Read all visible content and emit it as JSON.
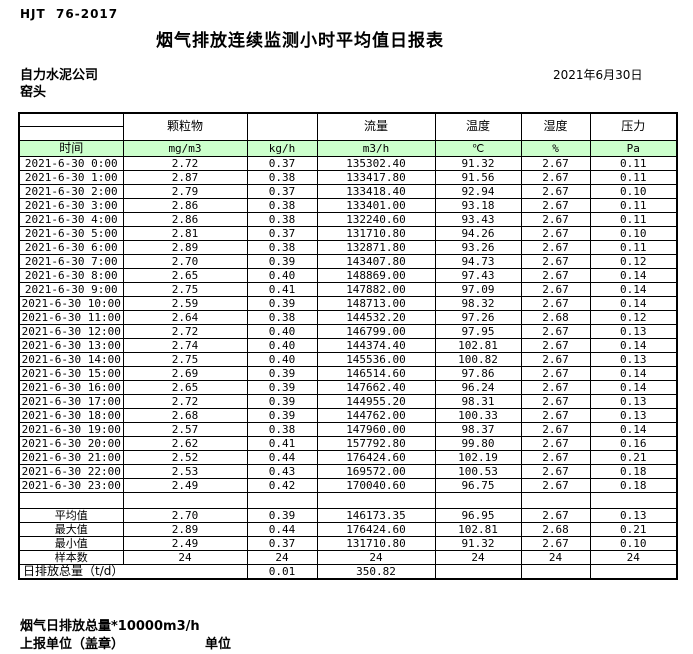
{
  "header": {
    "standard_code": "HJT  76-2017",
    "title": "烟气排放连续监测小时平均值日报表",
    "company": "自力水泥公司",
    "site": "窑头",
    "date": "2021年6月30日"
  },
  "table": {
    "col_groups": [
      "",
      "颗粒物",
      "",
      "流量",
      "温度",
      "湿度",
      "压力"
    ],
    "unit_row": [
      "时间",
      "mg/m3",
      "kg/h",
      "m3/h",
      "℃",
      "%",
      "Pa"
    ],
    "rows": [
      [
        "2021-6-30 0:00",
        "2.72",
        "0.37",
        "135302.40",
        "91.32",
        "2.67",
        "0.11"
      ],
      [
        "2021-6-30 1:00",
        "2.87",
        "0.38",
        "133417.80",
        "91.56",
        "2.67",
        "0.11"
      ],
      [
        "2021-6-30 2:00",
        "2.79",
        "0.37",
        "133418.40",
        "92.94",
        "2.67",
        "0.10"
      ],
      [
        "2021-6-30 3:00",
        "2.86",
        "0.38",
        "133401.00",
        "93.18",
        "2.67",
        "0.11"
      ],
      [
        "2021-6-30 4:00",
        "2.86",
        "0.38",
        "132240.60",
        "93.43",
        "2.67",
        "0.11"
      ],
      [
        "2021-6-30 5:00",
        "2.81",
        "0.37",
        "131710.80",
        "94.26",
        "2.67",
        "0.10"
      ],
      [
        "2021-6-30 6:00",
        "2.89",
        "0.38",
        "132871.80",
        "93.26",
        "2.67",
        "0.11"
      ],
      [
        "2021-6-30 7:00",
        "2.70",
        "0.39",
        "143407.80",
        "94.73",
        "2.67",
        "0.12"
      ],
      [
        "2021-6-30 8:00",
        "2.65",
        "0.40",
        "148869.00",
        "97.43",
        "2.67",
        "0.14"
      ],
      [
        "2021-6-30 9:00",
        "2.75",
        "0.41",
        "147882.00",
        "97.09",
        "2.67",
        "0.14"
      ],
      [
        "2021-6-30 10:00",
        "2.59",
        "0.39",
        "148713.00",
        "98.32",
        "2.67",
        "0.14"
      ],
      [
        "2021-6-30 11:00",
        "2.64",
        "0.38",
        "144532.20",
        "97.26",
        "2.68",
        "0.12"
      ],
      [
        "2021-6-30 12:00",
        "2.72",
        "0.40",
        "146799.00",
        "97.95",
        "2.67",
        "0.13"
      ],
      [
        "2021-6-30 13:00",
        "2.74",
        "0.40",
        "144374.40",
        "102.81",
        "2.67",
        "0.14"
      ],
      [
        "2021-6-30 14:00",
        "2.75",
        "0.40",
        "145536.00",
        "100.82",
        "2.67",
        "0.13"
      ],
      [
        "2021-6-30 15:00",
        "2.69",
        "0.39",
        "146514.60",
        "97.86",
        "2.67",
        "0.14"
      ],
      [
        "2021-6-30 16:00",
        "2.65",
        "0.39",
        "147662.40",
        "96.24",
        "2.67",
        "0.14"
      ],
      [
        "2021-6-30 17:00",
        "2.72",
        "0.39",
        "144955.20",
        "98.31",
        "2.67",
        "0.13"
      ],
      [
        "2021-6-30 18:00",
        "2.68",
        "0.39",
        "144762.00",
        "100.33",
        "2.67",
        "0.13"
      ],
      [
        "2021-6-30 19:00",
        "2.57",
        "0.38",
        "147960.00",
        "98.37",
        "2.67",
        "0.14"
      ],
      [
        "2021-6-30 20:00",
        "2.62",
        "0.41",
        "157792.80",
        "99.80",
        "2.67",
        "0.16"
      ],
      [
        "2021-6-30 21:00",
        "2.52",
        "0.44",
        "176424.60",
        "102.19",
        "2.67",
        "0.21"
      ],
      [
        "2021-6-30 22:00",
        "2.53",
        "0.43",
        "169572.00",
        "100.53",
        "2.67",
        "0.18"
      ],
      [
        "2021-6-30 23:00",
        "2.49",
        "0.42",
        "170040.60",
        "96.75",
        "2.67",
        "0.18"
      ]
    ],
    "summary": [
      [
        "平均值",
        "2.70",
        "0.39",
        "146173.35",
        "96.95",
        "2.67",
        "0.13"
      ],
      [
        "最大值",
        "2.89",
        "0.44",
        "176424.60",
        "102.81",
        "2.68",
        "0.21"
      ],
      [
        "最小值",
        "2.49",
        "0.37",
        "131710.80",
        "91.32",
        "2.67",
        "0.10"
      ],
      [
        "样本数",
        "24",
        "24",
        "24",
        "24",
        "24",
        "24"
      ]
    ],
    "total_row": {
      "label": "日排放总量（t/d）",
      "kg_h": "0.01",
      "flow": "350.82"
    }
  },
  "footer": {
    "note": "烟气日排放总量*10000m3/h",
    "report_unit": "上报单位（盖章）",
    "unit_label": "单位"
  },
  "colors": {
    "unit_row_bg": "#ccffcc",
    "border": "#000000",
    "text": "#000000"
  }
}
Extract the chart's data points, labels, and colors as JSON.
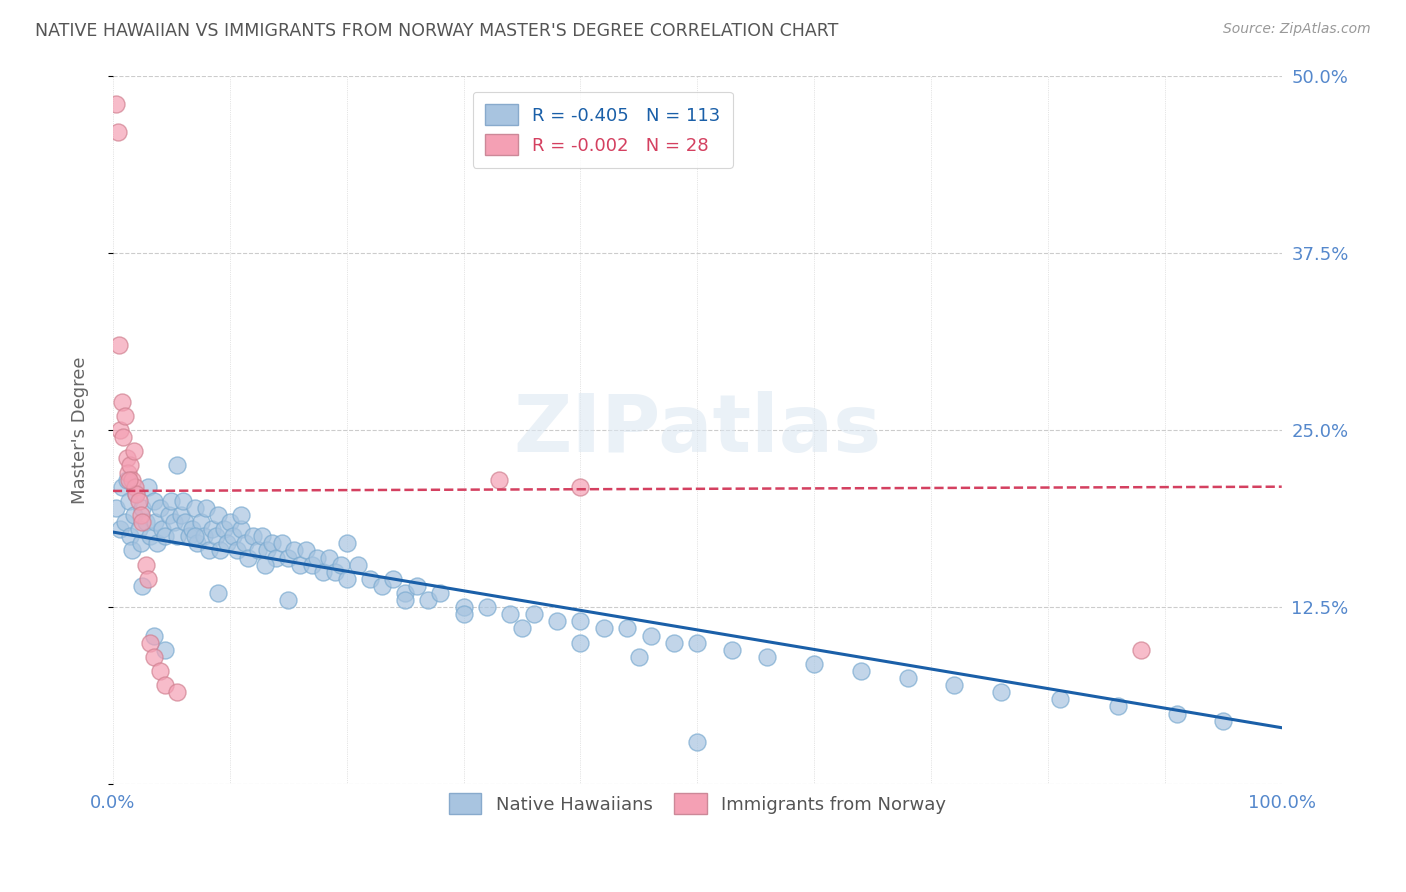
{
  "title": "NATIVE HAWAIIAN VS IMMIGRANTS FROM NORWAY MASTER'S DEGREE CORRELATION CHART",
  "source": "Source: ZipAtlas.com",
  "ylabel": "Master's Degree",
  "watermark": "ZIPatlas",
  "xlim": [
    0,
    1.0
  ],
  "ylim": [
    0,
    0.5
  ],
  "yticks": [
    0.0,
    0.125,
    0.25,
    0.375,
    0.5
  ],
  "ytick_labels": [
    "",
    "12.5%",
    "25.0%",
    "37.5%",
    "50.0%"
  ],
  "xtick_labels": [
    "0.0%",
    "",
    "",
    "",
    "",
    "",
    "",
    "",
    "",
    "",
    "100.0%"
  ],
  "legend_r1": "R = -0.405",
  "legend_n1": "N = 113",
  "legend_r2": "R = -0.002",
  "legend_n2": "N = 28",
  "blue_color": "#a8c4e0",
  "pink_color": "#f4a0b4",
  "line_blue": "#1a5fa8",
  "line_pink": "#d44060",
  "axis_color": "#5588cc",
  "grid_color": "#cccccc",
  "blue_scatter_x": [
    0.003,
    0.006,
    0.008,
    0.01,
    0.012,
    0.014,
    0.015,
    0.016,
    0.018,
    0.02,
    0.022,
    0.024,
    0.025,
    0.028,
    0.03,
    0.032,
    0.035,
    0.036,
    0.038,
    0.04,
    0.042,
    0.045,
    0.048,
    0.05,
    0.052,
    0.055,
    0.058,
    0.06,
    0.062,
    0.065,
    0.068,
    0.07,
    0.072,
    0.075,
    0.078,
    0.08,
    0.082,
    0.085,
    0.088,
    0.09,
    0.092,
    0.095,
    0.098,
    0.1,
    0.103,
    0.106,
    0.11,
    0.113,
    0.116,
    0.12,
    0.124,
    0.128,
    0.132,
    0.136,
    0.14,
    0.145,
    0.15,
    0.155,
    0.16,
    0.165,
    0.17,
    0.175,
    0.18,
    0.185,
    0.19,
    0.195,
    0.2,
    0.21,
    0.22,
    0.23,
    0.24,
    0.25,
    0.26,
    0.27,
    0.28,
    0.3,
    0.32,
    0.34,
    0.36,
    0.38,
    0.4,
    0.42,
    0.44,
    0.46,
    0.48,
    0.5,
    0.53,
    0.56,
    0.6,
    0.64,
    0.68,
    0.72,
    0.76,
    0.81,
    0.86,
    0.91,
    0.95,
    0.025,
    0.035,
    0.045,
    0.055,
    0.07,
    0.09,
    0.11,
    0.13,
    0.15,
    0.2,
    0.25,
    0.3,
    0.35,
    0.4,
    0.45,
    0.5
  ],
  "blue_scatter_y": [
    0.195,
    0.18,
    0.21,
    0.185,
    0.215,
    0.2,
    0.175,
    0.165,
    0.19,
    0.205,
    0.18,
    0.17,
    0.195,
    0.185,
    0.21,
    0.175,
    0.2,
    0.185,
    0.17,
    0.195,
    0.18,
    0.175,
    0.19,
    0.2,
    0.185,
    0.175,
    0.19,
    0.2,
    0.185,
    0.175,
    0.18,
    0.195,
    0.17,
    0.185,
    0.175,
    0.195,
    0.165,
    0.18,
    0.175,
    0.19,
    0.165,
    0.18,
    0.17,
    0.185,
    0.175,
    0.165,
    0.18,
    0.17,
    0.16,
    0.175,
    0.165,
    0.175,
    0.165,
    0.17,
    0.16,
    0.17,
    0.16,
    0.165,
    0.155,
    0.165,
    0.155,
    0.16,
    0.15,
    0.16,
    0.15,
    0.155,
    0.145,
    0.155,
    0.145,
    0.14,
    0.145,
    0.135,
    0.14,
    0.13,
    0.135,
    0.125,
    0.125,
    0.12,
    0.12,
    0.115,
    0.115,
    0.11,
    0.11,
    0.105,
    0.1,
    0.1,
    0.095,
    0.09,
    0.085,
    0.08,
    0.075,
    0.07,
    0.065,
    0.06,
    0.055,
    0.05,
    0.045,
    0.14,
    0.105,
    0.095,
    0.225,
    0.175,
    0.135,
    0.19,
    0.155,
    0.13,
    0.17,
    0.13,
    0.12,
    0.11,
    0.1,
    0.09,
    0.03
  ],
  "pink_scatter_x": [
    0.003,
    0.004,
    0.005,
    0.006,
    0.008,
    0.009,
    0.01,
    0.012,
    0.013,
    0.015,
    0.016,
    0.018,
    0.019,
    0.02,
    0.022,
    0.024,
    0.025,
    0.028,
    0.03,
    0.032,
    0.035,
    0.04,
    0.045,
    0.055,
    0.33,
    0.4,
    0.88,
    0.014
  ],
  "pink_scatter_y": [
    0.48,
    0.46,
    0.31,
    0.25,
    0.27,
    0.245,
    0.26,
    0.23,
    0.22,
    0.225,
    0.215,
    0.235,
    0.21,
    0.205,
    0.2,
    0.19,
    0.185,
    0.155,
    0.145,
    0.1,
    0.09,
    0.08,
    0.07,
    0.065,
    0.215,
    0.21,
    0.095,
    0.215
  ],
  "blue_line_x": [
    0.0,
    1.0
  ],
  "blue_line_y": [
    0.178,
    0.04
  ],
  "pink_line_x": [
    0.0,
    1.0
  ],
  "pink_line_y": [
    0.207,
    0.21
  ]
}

__What you need to do__: From the listing above, copy out each line where the word "JSON" appears.

__Exercise solution__:
Read all visible content and emit it as JSON.
Extract the chart's data points, labels, and colors as JSON.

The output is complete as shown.